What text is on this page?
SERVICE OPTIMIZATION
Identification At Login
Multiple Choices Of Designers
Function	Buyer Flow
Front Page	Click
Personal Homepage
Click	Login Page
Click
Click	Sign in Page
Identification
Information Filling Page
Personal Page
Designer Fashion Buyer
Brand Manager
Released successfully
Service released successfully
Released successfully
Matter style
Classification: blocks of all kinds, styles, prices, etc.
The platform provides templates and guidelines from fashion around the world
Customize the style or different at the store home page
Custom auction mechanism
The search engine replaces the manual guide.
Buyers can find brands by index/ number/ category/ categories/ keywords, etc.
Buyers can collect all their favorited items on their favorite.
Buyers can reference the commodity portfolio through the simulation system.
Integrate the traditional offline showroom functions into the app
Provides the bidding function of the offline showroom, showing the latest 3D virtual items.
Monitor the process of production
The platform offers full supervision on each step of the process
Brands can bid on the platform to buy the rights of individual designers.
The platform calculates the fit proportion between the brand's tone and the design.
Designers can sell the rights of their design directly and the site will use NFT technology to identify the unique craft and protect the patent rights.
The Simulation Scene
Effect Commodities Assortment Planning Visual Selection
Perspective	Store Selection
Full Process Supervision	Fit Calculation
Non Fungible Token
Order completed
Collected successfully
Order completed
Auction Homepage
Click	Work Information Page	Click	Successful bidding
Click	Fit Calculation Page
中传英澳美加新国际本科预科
————
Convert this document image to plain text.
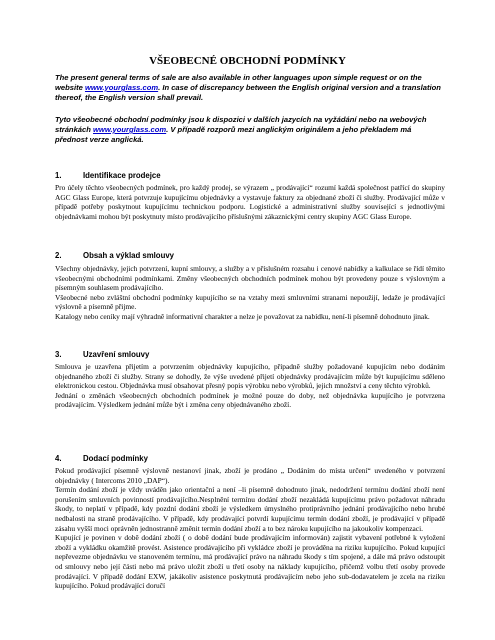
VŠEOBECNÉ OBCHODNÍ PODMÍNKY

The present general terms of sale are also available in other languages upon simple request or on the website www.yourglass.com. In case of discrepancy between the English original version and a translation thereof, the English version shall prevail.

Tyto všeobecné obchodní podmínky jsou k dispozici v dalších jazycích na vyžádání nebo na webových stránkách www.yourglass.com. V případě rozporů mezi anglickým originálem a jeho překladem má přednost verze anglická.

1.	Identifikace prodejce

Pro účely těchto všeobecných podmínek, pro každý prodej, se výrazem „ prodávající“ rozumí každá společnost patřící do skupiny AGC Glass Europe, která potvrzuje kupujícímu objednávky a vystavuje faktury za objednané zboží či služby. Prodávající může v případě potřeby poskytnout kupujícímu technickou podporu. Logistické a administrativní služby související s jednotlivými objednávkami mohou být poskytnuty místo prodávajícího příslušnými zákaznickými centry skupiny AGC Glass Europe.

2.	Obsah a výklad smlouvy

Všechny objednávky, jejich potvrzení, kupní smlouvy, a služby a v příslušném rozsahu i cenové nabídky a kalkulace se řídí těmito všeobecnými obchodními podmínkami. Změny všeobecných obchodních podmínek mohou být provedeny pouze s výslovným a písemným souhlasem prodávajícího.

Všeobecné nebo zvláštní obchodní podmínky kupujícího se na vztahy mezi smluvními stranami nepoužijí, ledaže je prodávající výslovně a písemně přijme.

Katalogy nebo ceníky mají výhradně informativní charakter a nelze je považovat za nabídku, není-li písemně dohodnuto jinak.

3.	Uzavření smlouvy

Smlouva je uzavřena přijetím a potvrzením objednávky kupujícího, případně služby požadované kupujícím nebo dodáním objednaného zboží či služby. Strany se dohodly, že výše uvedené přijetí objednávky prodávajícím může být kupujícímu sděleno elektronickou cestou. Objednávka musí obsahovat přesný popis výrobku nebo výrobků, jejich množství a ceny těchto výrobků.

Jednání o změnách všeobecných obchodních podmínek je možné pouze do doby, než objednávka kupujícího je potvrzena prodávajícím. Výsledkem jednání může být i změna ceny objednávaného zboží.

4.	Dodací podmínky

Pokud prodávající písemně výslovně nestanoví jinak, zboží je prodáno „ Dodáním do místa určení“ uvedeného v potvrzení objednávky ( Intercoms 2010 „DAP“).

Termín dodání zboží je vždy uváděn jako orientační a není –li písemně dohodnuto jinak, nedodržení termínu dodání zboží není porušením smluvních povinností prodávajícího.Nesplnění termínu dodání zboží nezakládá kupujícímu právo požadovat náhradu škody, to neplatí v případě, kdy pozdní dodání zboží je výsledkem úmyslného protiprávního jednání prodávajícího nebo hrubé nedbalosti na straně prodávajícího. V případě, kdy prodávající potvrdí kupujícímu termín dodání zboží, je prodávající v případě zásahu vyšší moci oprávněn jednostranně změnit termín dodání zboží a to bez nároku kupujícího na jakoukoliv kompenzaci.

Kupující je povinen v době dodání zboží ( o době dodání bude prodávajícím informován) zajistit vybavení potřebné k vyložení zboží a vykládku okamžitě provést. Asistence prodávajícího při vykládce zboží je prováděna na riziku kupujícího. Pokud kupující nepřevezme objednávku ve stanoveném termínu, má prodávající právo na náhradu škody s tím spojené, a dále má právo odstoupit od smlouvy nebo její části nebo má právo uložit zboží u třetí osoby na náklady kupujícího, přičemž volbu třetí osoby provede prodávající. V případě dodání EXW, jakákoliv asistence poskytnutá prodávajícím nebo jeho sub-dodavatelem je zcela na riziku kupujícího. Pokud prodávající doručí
————
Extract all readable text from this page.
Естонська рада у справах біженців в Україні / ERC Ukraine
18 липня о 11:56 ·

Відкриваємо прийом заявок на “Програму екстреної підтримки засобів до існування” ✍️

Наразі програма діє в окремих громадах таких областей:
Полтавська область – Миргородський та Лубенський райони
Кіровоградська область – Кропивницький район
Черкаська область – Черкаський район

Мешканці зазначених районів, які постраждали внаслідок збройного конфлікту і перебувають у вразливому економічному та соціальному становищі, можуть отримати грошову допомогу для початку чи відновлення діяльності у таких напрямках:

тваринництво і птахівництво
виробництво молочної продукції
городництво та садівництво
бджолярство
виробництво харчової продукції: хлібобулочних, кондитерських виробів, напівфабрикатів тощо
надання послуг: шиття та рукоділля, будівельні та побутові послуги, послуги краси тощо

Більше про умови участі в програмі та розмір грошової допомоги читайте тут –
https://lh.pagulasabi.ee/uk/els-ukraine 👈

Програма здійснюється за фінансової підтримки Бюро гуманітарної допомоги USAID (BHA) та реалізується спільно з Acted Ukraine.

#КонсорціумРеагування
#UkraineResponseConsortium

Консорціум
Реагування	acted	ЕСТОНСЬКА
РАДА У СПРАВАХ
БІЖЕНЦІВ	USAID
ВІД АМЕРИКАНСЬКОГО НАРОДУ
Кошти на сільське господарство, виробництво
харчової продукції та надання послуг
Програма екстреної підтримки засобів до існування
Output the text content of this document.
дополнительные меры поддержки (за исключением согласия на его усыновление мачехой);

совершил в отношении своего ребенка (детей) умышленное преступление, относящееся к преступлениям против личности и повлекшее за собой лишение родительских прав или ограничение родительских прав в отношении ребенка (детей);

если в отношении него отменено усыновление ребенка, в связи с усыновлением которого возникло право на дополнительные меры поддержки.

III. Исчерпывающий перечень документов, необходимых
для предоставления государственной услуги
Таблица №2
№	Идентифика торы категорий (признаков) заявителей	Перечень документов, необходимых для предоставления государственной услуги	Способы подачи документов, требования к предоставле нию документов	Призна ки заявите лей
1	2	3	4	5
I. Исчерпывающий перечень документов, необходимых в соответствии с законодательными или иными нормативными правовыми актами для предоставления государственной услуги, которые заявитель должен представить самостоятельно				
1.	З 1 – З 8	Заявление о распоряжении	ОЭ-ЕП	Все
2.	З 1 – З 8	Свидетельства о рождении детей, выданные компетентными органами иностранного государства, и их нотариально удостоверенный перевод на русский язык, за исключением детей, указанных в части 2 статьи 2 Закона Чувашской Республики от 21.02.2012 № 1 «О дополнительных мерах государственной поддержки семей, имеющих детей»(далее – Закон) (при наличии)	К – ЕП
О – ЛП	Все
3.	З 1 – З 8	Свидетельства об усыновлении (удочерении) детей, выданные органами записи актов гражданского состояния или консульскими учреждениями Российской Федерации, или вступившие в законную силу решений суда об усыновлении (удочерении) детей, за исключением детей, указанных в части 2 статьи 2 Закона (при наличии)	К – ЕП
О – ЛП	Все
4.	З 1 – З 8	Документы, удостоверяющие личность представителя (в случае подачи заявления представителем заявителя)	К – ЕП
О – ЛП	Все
————
Work to be completed >> Your answer should be a single number: the count of lines that contain "підтримки".

Right answer >> 3